> **TASK DESCRIPTION**: Retyping should cover only the lines from the one containing "Extract all readable text from this page." through the final line of the records, with pictures omitted.

(Extracted data entries)
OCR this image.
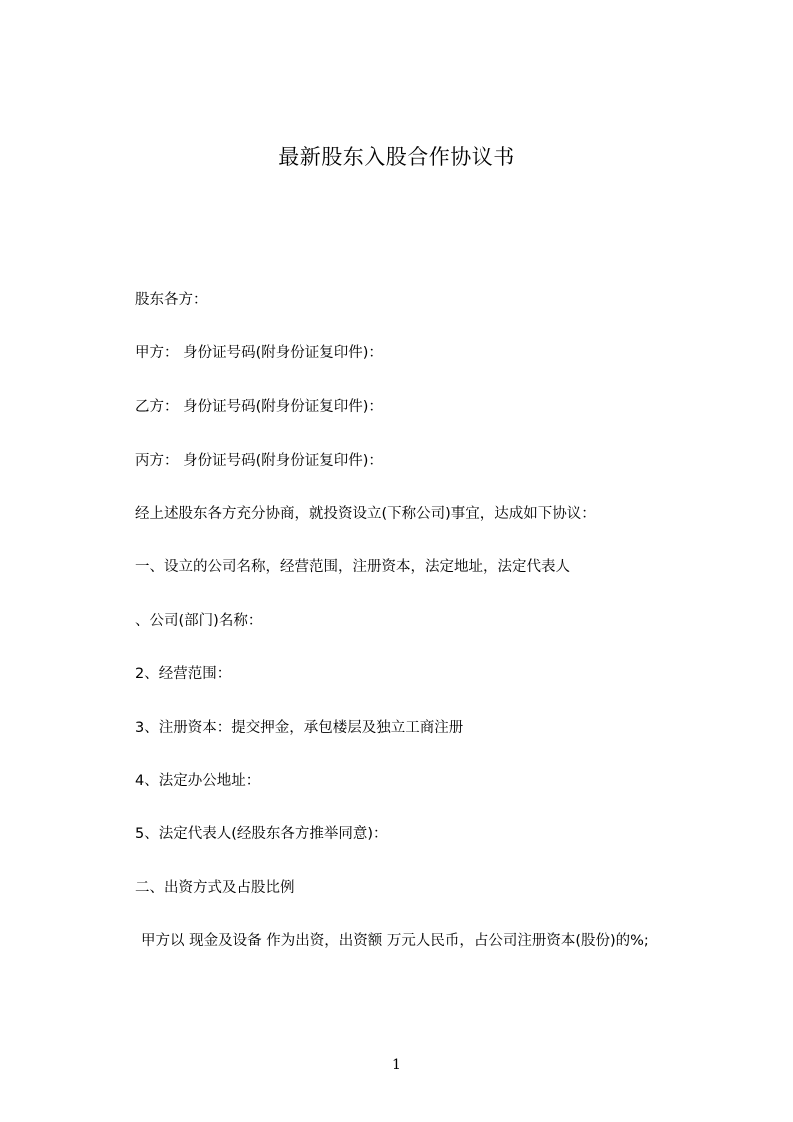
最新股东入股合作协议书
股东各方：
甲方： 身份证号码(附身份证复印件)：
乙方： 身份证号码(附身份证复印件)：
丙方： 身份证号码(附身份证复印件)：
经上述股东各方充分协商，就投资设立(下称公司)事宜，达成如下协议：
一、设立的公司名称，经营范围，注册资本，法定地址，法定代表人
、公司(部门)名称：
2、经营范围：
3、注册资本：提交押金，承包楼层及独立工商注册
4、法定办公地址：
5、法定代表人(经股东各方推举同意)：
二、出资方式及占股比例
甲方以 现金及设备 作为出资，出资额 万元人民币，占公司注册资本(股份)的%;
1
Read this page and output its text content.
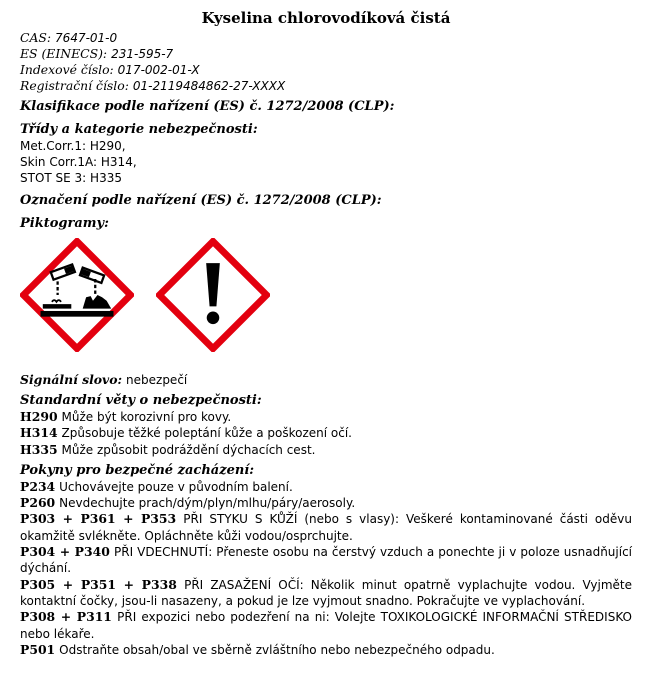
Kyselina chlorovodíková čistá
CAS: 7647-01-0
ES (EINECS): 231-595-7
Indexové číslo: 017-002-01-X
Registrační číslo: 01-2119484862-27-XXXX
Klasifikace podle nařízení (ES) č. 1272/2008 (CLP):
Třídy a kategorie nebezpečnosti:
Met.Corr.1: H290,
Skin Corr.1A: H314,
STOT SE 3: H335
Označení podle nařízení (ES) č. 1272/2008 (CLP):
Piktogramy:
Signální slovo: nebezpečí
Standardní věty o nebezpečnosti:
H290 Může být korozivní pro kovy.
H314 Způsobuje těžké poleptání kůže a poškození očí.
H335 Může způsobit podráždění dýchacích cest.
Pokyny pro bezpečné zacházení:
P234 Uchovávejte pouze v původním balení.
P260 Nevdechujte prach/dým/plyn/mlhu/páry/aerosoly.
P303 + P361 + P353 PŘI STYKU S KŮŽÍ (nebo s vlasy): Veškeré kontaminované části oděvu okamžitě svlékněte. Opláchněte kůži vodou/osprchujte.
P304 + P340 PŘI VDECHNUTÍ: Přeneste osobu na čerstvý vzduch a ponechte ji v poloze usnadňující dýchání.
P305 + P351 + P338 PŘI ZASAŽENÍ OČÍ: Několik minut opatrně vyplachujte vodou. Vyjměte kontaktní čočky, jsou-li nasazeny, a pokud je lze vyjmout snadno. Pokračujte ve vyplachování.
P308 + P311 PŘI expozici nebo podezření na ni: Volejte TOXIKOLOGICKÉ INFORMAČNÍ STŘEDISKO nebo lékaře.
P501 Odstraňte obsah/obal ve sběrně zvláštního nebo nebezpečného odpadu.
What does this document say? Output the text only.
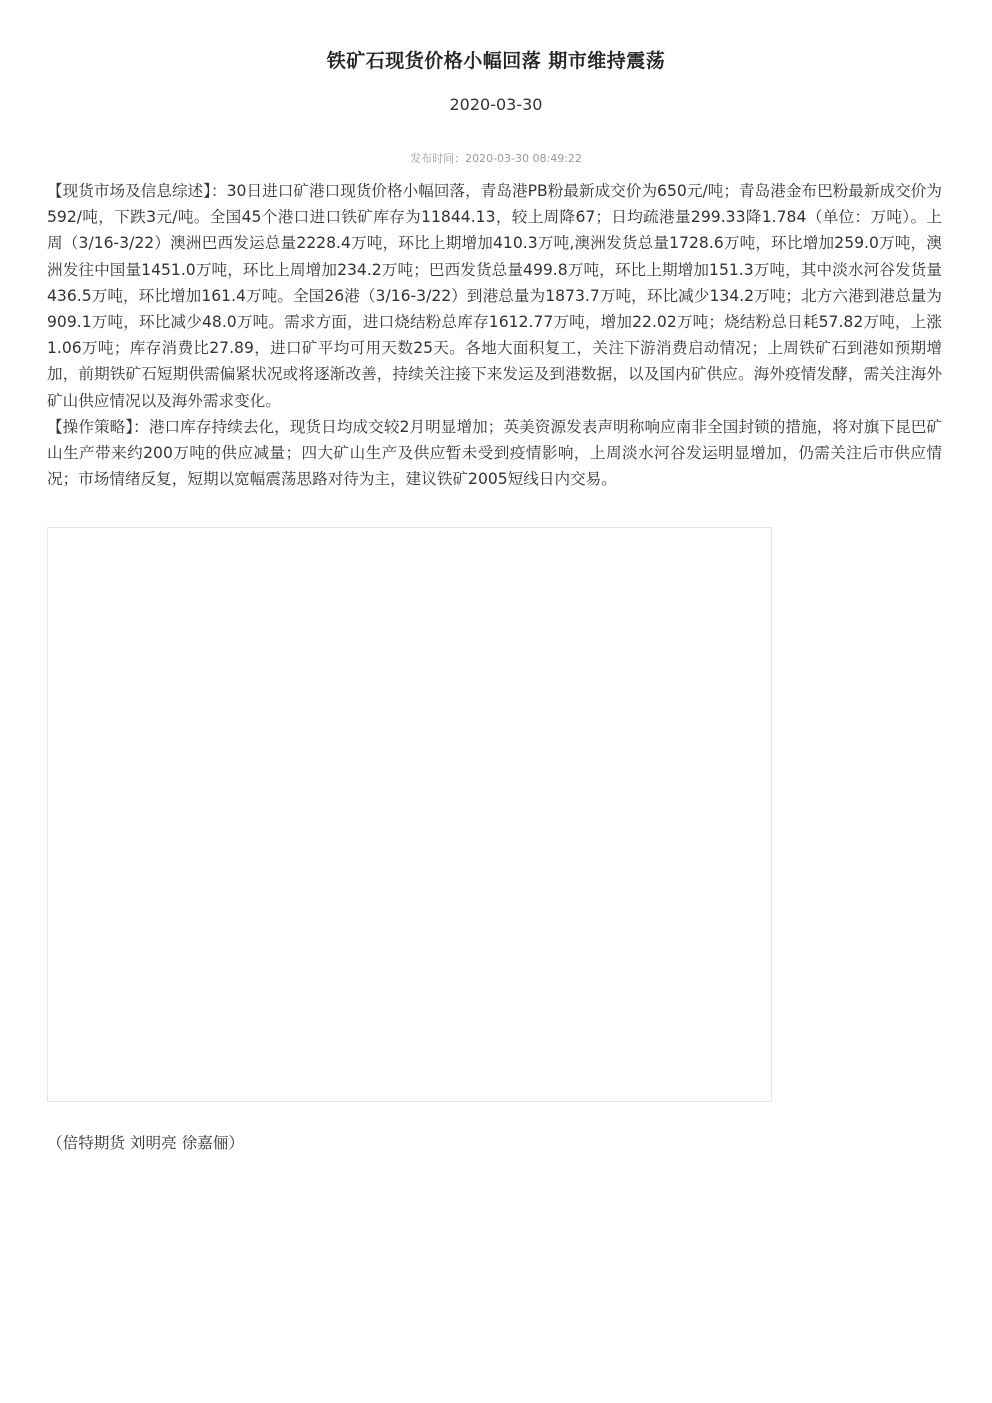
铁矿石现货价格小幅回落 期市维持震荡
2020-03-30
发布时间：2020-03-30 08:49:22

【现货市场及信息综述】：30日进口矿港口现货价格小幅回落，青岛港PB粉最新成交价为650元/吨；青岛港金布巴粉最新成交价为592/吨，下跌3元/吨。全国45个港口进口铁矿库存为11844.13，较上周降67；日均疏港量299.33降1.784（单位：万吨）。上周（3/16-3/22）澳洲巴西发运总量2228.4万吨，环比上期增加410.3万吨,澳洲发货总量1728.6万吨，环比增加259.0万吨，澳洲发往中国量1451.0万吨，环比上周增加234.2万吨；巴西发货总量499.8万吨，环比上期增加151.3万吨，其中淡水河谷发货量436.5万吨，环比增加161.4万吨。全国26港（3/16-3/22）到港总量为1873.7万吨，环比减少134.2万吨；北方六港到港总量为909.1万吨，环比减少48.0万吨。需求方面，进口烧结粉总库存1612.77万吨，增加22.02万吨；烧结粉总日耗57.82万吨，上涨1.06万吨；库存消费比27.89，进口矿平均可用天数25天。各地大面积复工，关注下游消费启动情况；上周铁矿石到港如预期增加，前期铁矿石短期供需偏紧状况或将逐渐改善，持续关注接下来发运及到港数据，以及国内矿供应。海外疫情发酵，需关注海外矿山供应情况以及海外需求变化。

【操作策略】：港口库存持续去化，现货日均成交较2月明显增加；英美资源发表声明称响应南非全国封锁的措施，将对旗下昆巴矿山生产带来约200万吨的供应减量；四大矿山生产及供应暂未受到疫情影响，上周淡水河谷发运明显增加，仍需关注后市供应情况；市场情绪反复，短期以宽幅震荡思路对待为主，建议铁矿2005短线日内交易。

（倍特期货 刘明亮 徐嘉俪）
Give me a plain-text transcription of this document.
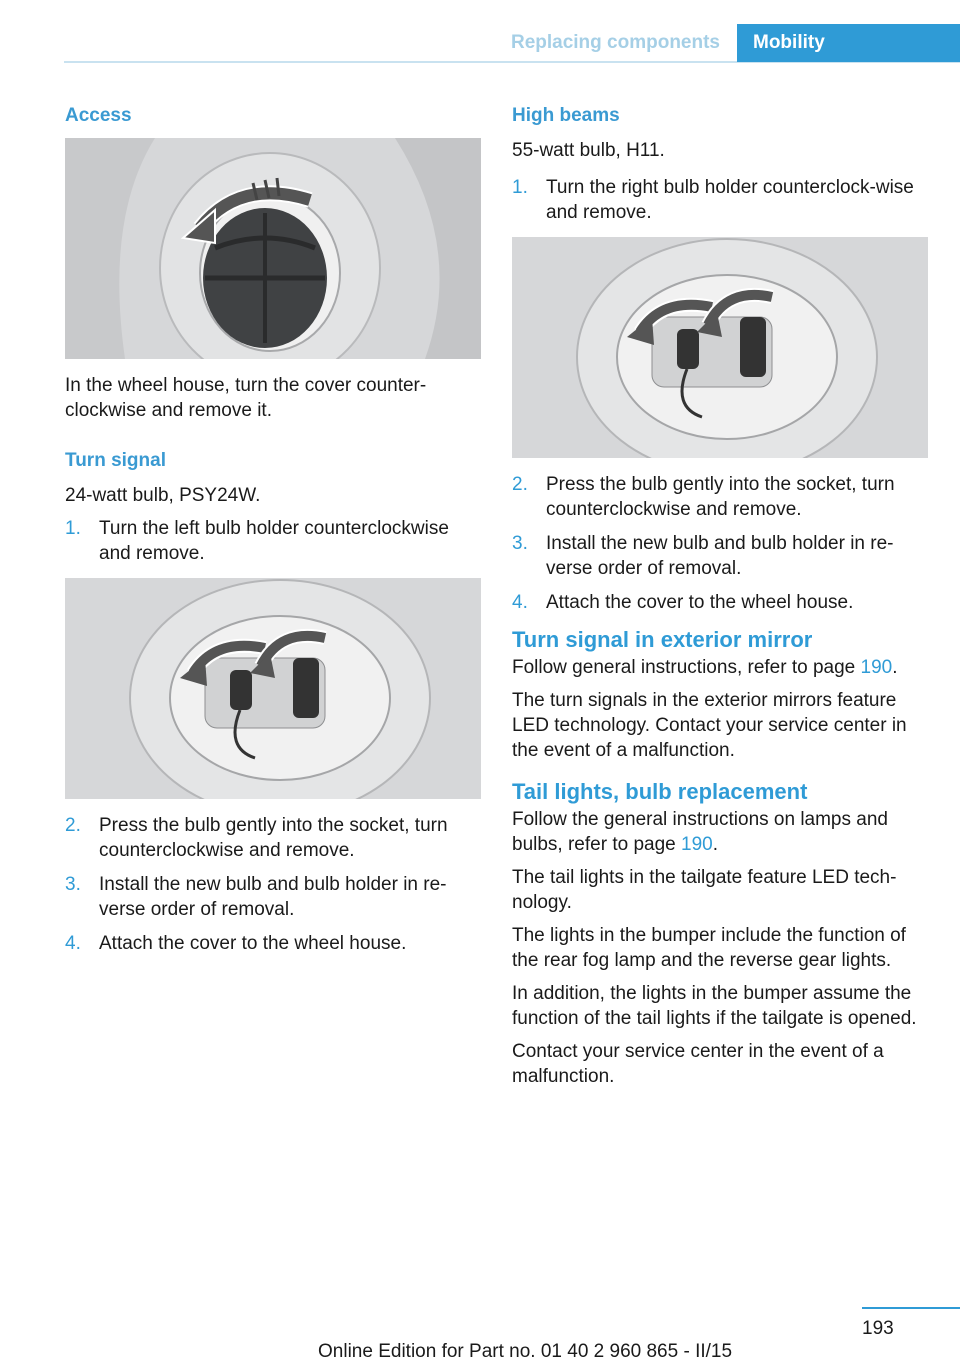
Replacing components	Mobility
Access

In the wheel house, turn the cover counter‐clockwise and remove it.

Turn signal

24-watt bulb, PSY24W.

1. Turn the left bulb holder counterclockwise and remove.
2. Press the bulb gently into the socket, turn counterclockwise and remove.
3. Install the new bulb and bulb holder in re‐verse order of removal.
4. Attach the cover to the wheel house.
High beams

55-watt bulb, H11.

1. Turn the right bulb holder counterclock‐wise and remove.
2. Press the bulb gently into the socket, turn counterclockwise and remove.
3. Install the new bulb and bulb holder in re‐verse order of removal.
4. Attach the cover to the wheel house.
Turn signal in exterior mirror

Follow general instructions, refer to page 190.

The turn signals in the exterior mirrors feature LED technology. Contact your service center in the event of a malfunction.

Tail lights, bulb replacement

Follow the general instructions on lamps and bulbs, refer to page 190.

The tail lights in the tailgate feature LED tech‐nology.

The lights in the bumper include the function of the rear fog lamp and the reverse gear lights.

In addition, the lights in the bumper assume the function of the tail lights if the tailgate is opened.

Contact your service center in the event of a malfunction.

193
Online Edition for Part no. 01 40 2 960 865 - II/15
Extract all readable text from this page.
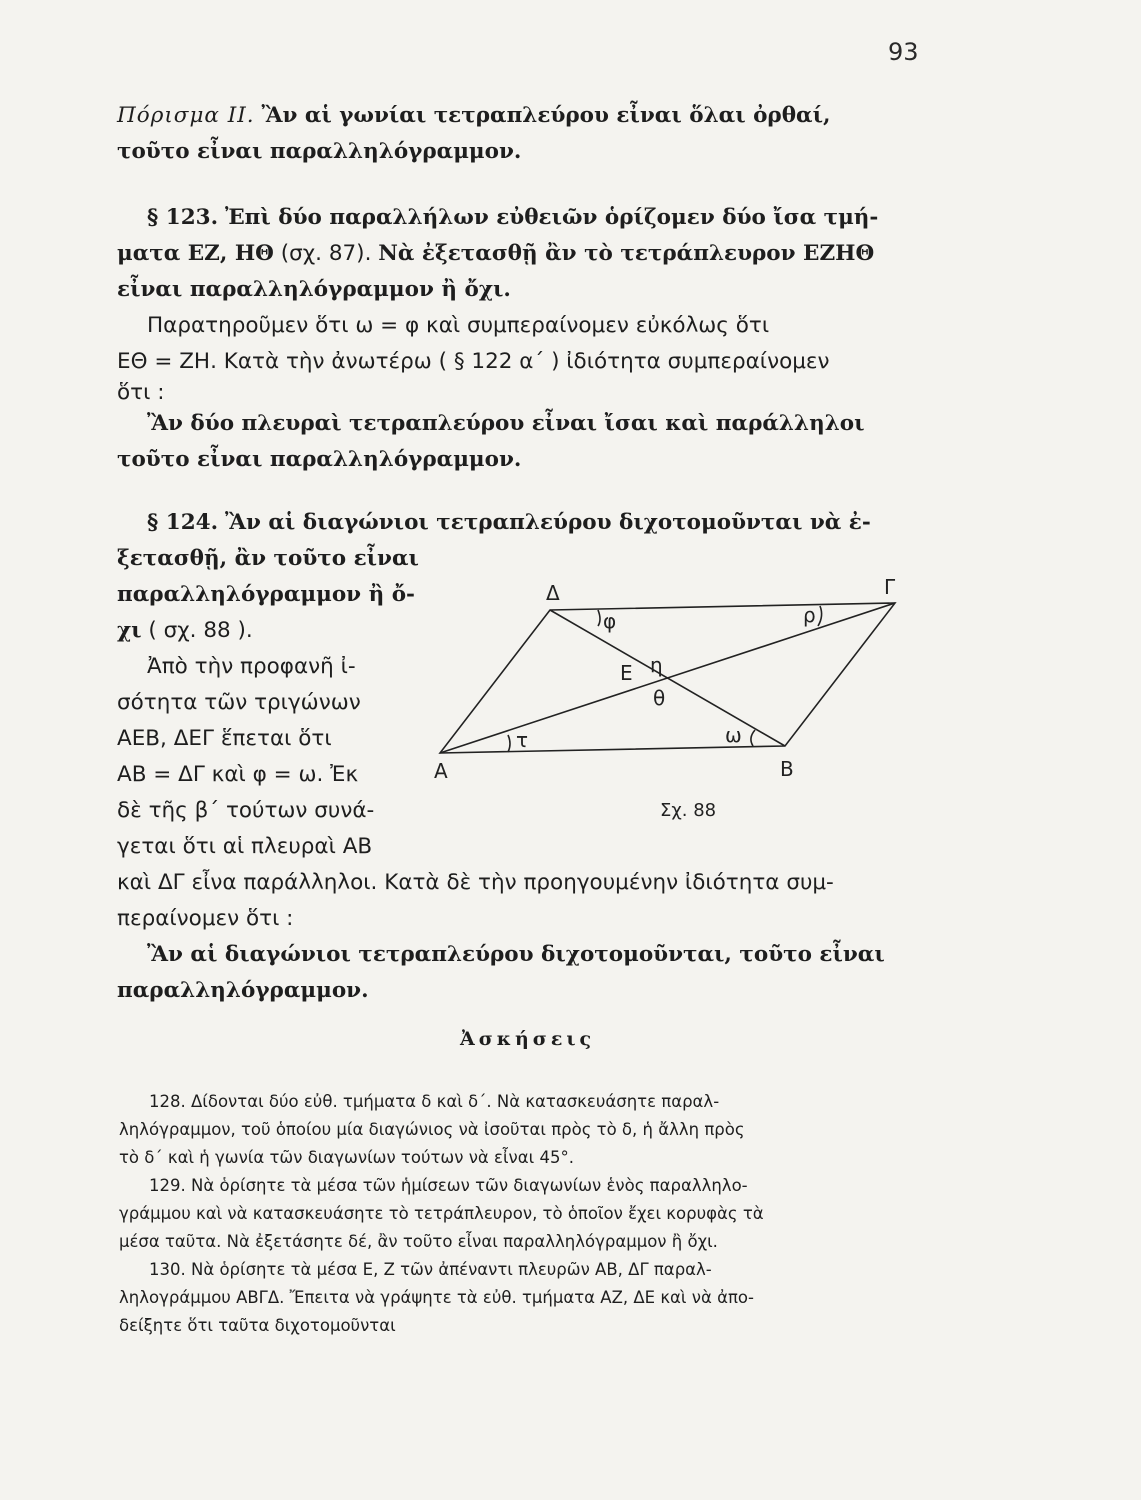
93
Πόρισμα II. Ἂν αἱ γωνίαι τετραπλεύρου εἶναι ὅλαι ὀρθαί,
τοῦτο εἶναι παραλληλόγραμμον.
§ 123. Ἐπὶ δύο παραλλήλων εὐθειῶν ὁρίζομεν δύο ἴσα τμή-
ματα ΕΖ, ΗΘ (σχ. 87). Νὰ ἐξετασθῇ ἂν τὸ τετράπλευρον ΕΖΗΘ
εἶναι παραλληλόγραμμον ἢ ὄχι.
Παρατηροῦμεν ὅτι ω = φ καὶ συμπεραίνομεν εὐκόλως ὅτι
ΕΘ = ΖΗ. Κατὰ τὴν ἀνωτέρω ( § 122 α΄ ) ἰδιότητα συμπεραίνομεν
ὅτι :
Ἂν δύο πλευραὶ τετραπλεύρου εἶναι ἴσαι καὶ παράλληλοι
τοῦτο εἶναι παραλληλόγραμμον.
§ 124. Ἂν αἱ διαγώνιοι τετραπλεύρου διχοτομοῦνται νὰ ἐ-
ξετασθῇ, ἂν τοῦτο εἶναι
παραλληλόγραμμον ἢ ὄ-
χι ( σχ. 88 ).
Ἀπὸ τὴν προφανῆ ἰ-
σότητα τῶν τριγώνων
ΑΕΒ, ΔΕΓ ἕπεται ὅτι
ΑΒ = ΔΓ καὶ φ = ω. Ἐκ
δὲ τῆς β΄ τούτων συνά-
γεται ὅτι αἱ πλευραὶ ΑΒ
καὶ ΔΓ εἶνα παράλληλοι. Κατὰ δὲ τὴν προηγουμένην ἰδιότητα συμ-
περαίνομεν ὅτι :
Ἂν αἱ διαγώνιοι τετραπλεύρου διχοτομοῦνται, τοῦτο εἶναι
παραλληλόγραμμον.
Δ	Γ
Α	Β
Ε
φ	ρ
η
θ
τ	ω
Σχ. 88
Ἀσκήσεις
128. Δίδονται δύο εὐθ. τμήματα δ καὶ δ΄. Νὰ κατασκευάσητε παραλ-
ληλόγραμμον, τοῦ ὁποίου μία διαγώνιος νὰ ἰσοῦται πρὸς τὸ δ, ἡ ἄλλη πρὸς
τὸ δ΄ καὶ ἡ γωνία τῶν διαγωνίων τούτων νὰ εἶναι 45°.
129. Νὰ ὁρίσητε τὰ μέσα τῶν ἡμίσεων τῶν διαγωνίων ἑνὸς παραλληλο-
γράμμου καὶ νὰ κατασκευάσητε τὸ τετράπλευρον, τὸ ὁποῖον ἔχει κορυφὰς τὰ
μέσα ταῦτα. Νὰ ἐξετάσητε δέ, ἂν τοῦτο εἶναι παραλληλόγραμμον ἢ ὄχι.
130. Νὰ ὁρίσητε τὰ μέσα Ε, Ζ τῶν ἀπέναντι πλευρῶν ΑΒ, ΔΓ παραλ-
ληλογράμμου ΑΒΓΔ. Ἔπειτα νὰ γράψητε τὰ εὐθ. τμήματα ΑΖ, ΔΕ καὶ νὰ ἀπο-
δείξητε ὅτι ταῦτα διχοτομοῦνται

> **THE RESULT**:
Extract all readable text from this page.
93
Πόρισμα II. Ἂν αἱ γωνίαι τετραπλεύρου εἶναι ὅλαι ὀρθαί,
τοῦτο εἶναι παραλληλόγραμμον.
§ 123. Ἐπὶ δύο παραλλήλων εὐθειῶν ὁρίζομεν δύο ἴσα τμή-
ματα ΕΖ, ΗΘ (σχ. 87). Νὰ ἐξετασθῇ ἂν τὸ τετράπλευρον ΕΖΗΘ
εἶναι παραλληλόγραμμον ἢ ὄχι.
Παρατηροῦμεν ὅτι ω = φ καὶ συμπεραίνομεν εὐκόλως ὅτι
ΕΘ = ΖΗ. Κατὰ τὴν ἀνωτέρω ( § 122 α΄ ) ἰδιότητα συμπεραίνομεν
ὅτι :
Ἂν δύο πλευραὶ τετραπλεύρου εἶναι ἴσαι καὶ παράλληλοι
τοῦτο εἶναι παραλληλόγραμμον.
§ 124. Ἂν αἱ διαγώνιοι τετραπλεύρου διχοτομοῦνται νὰ ἐ-
ξετασθῇ, ἂν τοῦτο εἶναι
παραλληλόγραμμον ἢ ὄ-
χι ( σχ. 88 ).
Ἀπὸ τὴν προφανῆ ἰ-
σότητα τῶν τριγώνων
ΑΕΒ, ΔΕΓ ἕπεται ὅτι
ΑΒ = ΔΓ καὶ φ = ω. Ἐκ
δὲ τῆς β΄ τούτων συνά-
γεται ὅτι αἱ πλευραὶ ΑΒ
καὶ ΔΓ εἶνα παράλληλοι. Κατὰ δὲ τὴν προηγουμένην ἰδιότητα συμ-
περαίνομεν ὅτι :
Ἂν αἱ διαγώνιοι τετραπλεύρου διχοτομοῦνται, τοῦτο εἶναι
παραλληλόγραμμον.
Δ	Γ
Α	Β
Ε
φ	ρ
η
θ
τ	ω
Σχ. 88
Ἀσκήσεις
128. Δίδονται δύο εὐθ. τμήματα δ καὶ δ΄. Νὰ κατασκευάσητε παραλ-
ληλόγραμμον, τοῦ ὁποίου μία διαγώνιος νὰ ἰσοῦται πρὸς τὸ δ, ἡ ἄλλη πρὸς
τὸ δ΄ καὶ ἡ γωνία τῶν διαγωνίων τούτων νὰ εἶναι 45°.
129. Νὰ ὁρίσητε τὰ μέσα τῶν ἡμίσεων τῶν διαγωνίων ἑνὸς παραλληλο-
γράμμου καὶ νὰ κατασκευάσητε τὸ τετράπλευρον, τὸ ὁποῖον ἔχει κορυφὰς τὰ
μέσα ταῦτα. Νὰ ἐξετάσητε δέ, ἂν τοῦτο εἶναι παραλληλόγραμμον ἢ ὄχι.
130. Νὰ ὁρίσητε τὰ μέσα Ε, Ζ τῶν ἀπέναντι πλευρῶν ΑΒ, ΔΓ παραλ-
ληλογράμμου ΑΒΓΔ. Ἔπειτα νὰ γράψητε τὰ εὐθ. τμήματα ΑΖ, ΔΕ καὶ νὰ ἀπο-
δείξητε ὅτι ταῦτα διχοτομοῦνται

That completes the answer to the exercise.